_The exercise_. Omit every picture and write out the rest of the records exactly.

_Raw data_.
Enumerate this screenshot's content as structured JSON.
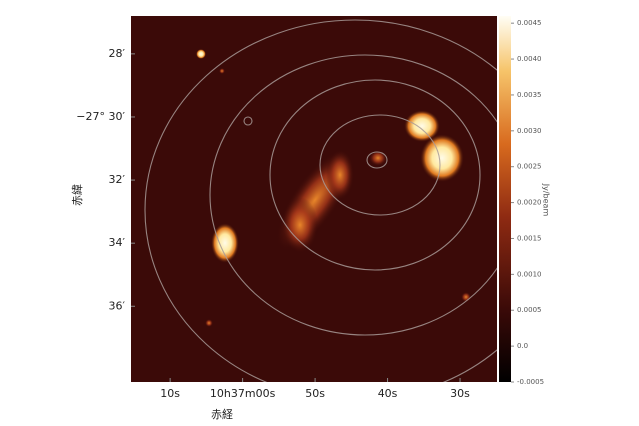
{
  "chart_data": {
    "type": "image",
    "xlabel": "赤経",
    "ylabel": "赤緯",
    "xlim": [
      15.4,
      -35.1
    ],
    "xticks": [
      {
        "value": 10,
        "label": "10s"
      },
      {
        "value": 0,
        "label": "10h37m00s"
      },
      {
        "value": -10,
        "label": "50s"
      },
      {
        "value": -20,
        "label": "40s"
      },
      {
        "value": -30,
        "label": "30s"
      }
    ],
    "ylim": [
      26.8,
      38.4
    ],
    "yticks": [
      {
        "value": 28,
        "label": "28′"
      },
      {
        "value": 30,
        "label": "−27° 30′"
      },
      {
        "value": 32,
        "label": "32′"
      },
      {
        "value": 34,
        "label": "34′"
      },
      {
        "value": 36,
        "label": "36′"
      }
    ],
    "colorbar_label": "Jy/beam",
    "clim": [
      -0.0005,
      0.0046
    ],
    "cticks": [
      -0.0005,
      {
        "value": 0,
        "label": "0.0"
      },
      0.0005,
      {
        "value": 0.001,
        "label": "0.0010"
      },
      0.0015,
      {
        "value": 0.002,
        "label": "0.0020"
      },
      0.0025,
      {
        "value": 0.003,
        "label": "0.0030"
      },
      0.0035,
      {
        "value": 0.004,
        "label": "0.0040"
      },
      0.0045
    ]
  }
}
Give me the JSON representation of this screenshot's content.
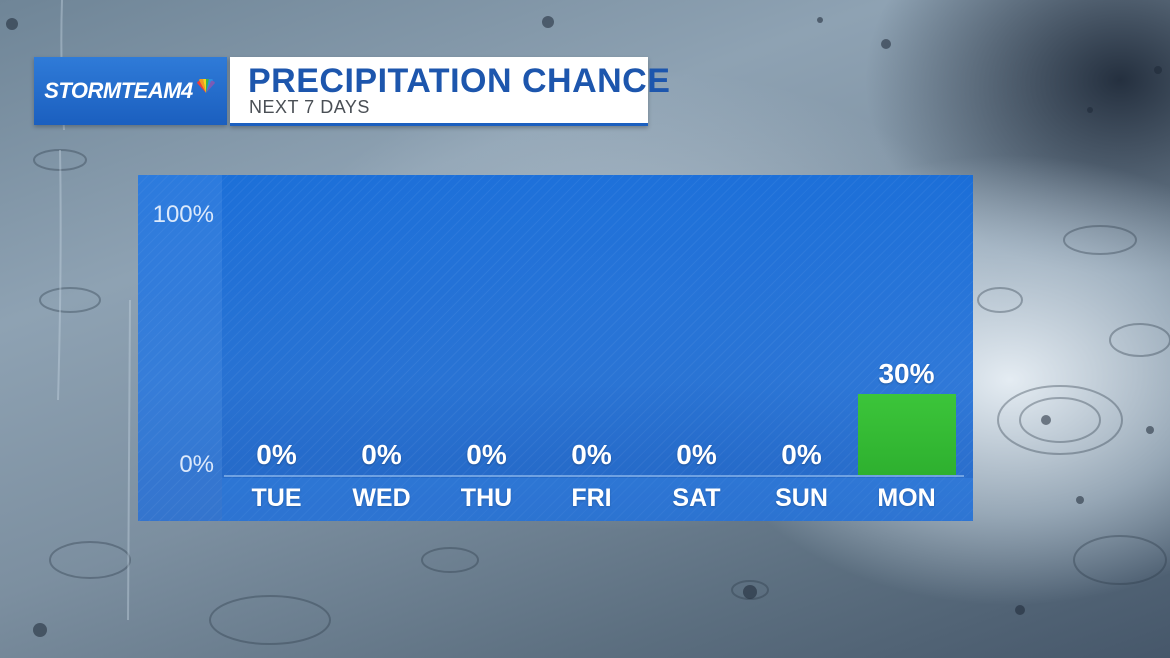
{
  "brand": {
    "name": "STORMTEAM4",
    "logo_icon": "nbc-peacock-icon"
  },
  "header": {
    "title": "PRECIPITATION CHANCE",
    "subtitle": "NEXT 7 DAYS"
  },
  "colors": {
    "accent_blue": "#1b5fbf",
    "bar_green": "#2eb02f",
    "panel_blue": "#1e6ed7"
  },
  "chart_data": {
    "type": "bar",
    "categories": [
      "TUE",
      "WED",
      "THU",
      "FRI",
      "SAT",
      "SUN",
      "MON"
    ],
    "values": [
      0,
      0,
      0,
      0,
      0,
      0,
      30
    ],
    "value_labels": [
      "0%",
      "0%",
      "0%",
      "0%",
      "0%",
      "0%",
      "30%"
    ],
    "yticks": [
      "100%",
      "0%"
    ],
    "ylim": [
      0,
      100
    ],
    "grid": false,
    "legend": "none"
  }
}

_Response below_.
Enumerate this screenshot's content as structured JSON.
{
  "chart_data": {
    "type": "image",
    "xlabel": "赤経",
    "ylabel": "赤緯",
    "xlim": [
      15.4,
      -35.1
    ],
    "xticks": [
      {
        "value": 10,
        "label": "10s"
      },
      {
        "value": 0,
        "label": "10h37m00s"
      },
      {
        "value": -10,
        "label": "50s"
      },
      {
        "value": -20,
        "label": "40s"
      },
      {
        "value": -30,
        "label": "30s"
      }
    ],
    "ylim": [
      26.8,
      38.4
    ],
    "yticks": [
      {
        "value": 28,
        "label": "28′"
      },
      {
        "value": 30,
        "label": "−27° 30′"
      },
      {
        "value": 32,
        "label": "32′"
      },
      {
        "value": 34,
        "label": "34′"
      },
      {
        "value": 36,
        "label": "36′"
      }
    ],
    "colorbar_label": "Jy/beam",
    "clim": [
      -0.0005,
      0.0046
    ],
    "cticks": [
      -0.0005,
      {
        "value": 0,
        "label": "0.0"
      },
      0.0005,
      {
        "value": 0.001,
        "label": "0.0010"
      },
      0.0015,
      {
        "value": 0.002,
        "label": "0.0020"
      },
      0.0025,
      {
        "value": 0.003,
        "label": "0.0030"
      },
      0.0035,
      {
        "value": 0.004,
        "label": "0.0040"
      },
      0.0045
    ]
  }
}
Give me the JSON representation of this screenshot's content.
{
  "brand": {
    "name": "STORMTEAM4",
    "logo_icon": "nbc-peacock-icon"
  },
  "header": {
    "title": "PRECIPITATION CHANCE",
    "subtitle": "NEXT 7 DAYS"
  },
  "colors": {
    "accent_blue": "#1b5fbf",
    "bar_green": "#2eb02f",
    "panel_blue": "#1e6ed7"
  },
  "chart_data": {
    "type": "bar",
    "categories": [
      "TUE",
      "WED",
      "THU",
      "FRI",
      "SAT",
      "SUN",
      "MON"
    ],
    "values": [
      0,
      0,
      0,
      0,
      0,
      0,
      30
    ],
    "value_labels": [
      "0%",
      "0%",
      "0%",
      "0%",
      "0%",
      "0%",
      "30%"
    ],
    "yticks": [
      "100%",
      "0%"
    ],
    "ylim": [
      0,
      100
    ],
    "grid": false,
    "legend": "none"
  }
}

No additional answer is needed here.